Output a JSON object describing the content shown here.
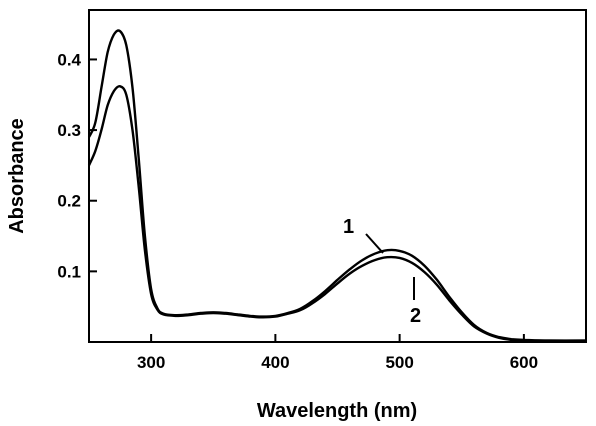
{
  "chart_data": {
    "type": "line",
    "xlabel": "Wavelength (nm)",
    "ylabel": "Absorbance",
    "xlim": [
      250,
      650
    ],
    "ylim": [
      0.0,
      0.47
    ],
    "x_ticks": [
      300,
      400,
      500,
      600
    ],
    "y_ticks": [
      0.1,
      0.2,
      0.3,
      0.4
    ],
    "x_tick_labels": [
      "300",
      "400",
      "500",
      "600"
    ],
    "y_tick_labels": [
      "0.1",
      "0.2",
      "0.3",
      "0.4"
    ],
    "grid": false,
    "legend": "none",
    "series": [
      {
        "name": "1",
        "color": "#000000",
        "x": [
          250,
          255,
          260,
          265,
          270,
          275,
          280,
          285,
          290,
          295,
          300,
          305,
          310,
          320,
          330,
          340,
          350,
          360,
          370,
          380,
          390,
          400,
          410,
          420,
          430,
          440,
          450,
          460,
          470,
          480,
          490,
          500,
          510,
          520,
          530,
          540,
          550,
          560,
          570,
          580,
          590,
          600,
          620,
          650
        ],
        "y": [
          0.29,
          0.31,
          0.36,
          0.41,
          0.435,
          0.44,
          0.42,
          0.36,
          0.26,
          0.15,
          0.075,
          0.048,
          0.04,
          0.038,
          0.039,
          0.041,
          0.042,
          0.041,
          0.039,
          0.037,
          0.036,
          0.037,
          0.041,
          0.047,
          0.058,
          0.072,
          0.088,
          0.103,
          0.116,
          0.125,
          0.13,
          0.129,
          0.122,
          0.108,
          0.088,
          0.064,
          0.042,
          0.024,
          0.013,
          0.007,
          0.004,
          0.003,
          0.002,
          0.002
        ]
      },
      {
        "name": "2",
        "color": "#000000",
        "x": [
          250,
          255,
          260,
          265,
          270,
          275,
          280,
          285,
          290,
          295,
          300,
          305,
          310,
          320,
          330,
          340,
          350,
          360,
          370,
          380,
          390,
          400,
          410,
          420,
          430,
          440,
          450,
          460,
          470,
          480,
          490,
          500,
          510,
          520,
          530,
          540,
          550,
          560,
          570,
          580,
          590,
          600,
          620,
          650
        ],
        "y": [
          0.25,
          0.27,
          0.3,
          0.335,
          0.355,
          0.362,
          0.35,
          0.3,
          0.22,
          0.13,
          0.068,
          0.046,
          0.039,
          0.037,
          0.038,
          0.04,
          0.041,
          0.04,
          0.038,
          0.036,
          0.035,
          0.036,
          0.04,
          0.045,
          0.055,
          0.068,
          0.083,
          0.097,
          0.108,
          0.116,
          0.12,
          0.119,
          0.112,
          0.099,
          0.081,
          0.059,
          0.039,
          0.022,
          0.012,
          0.006,
          0.003,
          0.002,
          0.002,
          0.002
        ]
      }
    ],
    "annotations": [
      {
        "text": "1",
        "series": "1"
      },
      {
        "text": "2",
        "series": "2"
      }
    ]
  }
}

▸ Instructions to follow: Quote the records above exactly, leaving out any pictures.

▸ The reply:
Output a JSON object describing the content shown here.
{
  "chart_data": {
    "type": "line",
    "xlabel": "Wavelength (nm)",
    "ylabel": "Absorbance",
    "xlim": [
      250,
      650
    ],
    "ylim": [
      0.0,
      0.47
    ],
    "x_ticks": [
      300,
      400,
      500,
      600
    ],
    "y_ticks": [
      0.1,
      0.2,
      0.3,
      0.4
    ],
    "x_tick_labels": [
      "300",
      "400",
      "500",
      "600"
    ],
    "y_tick_labels": [
      "0.1",
      "0.2",
      "0.3",
      "0.4"
    ],
    "grid": false,
    "legend": "none",
    "series": [
      {
        "name": "1",
        "color": "#000000",
        "x": [
          250,
          255,
          260,
          265,
          270,
          275,
          280,
          285,
          290,
          295,
          300,
          305,
          310,
          320,
          330,
          340,
          350,
          360,
          370,
          380,
          390,
          400,
          410,
          420,
          430,
          440,
          450,
          460,
          470,
          480,
          490,
          500,
          510,
          520,
          530,
          540,
          550,
          560,
          570,
          580,
          590,
          600,
          620,
          650
        ],
        "y": [
          0.29,
          0.31,
          0.36,
          0.41,
          0.435,
          0.44,
          0.42,
          0.36,
          0.26,
          0.15,
          0.075,
          0.048,
          0.04,
          0.038,
          0.039,
          0.041,
          0.042,
          0.041,
          0.039,
          0.037,
          0.036,
          0.037,
          0.041,
          0.047,
          0.058,
          0.072,
          0.088,
          0.103,
          0.116,
          0.125,
          0.13,
          0.129,
          0.122,
          0.108,
          0.088,
          0.064,
          0.042,
          0.024,
          0.013,
          0.007,
          0.004,
          0.003,
          0.002,
          0.002
        ]
      },
      {
        "name": "2",
        "color": "#000000",
        "x": [
          250,
          255,
          260,
          265,
          270,
          275,
          280,
          285,
          290,
          295,
          300,
          305,
          310,
          320,
          330,
          340,
          350,
          360,
          370,
          380,
          390,
          400,
          410,
          420,
          430,
          440,
          450,
          460,
          470,
          480,
          490,
          500,
          510,
          520,
          530,
          540,
          550,
          560,
          570,
          580,
          590,
          600,
          620,
          650
        ],
        "y": [
          0.25,
          0.27,
          0.3,
          0.335,
          0.355,
          0.362,
          0.35,
          0.3,
          0.22,
          0.13,
          0.068,
          0.046,
          0.039,
          0.037,
          0.038,
          0.04,
          0.041,
          0.04,
          0.038,
          0.036,
          0.035,
          0.036,
          0.04,
          0.045,
          0.055,
          0.068,
          0.083,
          0.097,
          0.108,
          0.116,
          0.12,
          0.119,
          0.112,
          0.099,
          0.081,
          0.059,
          0.039,
          0.022,
          0.012,
          0.006,
          0.003,
          0.002,
          0.002,
          0.002
        ]
      }
    ],
    "annotations": [
      {
        "text": "1",
        "series": "1"
      },
      {
        "text": "2",
        "series": "2"
      }
    ]
  }
}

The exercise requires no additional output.